--- start ---
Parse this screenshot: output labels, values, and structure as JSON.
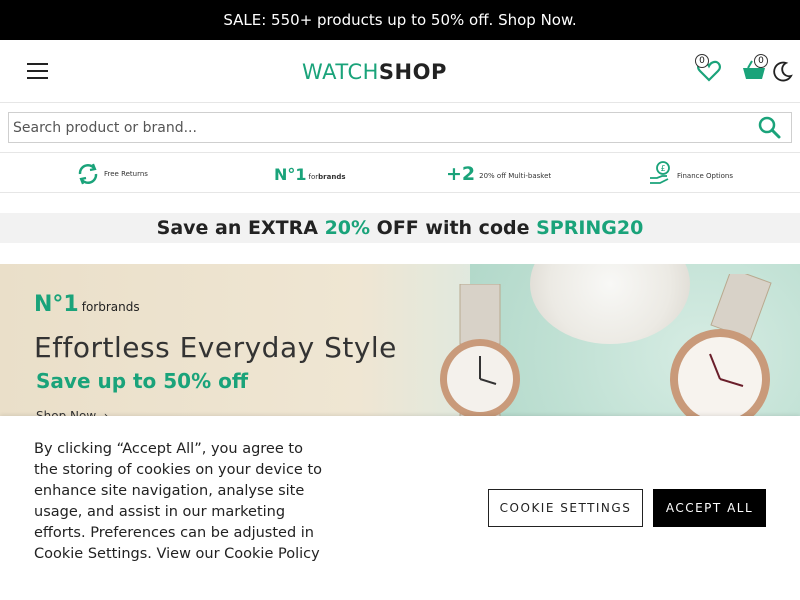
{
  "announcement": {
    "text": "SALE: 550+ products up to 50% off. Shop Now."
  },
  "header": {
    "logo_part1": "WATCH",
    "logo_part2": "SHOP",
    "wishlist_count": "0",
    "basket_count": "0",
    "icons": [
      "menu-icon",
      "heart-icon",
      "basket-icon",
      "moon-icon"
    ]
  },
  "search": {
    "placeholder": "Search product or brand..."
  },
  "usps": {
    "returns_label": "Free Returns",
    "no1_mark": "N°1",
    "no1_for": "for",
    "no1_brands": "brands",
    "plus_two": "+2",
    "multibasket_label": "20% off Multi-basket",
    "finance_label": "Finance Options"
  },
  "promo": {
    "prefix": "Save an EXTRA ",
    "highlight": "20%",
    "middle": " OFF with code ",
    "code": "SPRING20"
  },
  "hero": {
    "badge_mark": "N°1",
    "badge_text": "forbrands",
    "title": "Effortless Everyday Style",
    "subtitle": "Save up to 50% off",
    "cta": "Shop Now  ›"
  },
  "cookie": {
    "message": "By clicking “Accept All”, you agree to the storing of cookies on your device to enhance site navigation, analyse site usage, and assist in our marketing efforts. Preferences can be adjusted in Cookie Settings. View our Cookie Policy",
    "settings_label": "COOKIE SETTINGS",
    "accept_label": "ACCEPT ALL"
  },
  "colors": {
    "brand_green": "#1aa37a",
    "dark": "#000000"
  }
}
--- end ---
● Given problem
Within the listing above, find every line containing the string "Save" and return it.

● Answer to the exercise
    "prefix": "Save an EXTRA ",
    "subtitle": "Save up to 50% off",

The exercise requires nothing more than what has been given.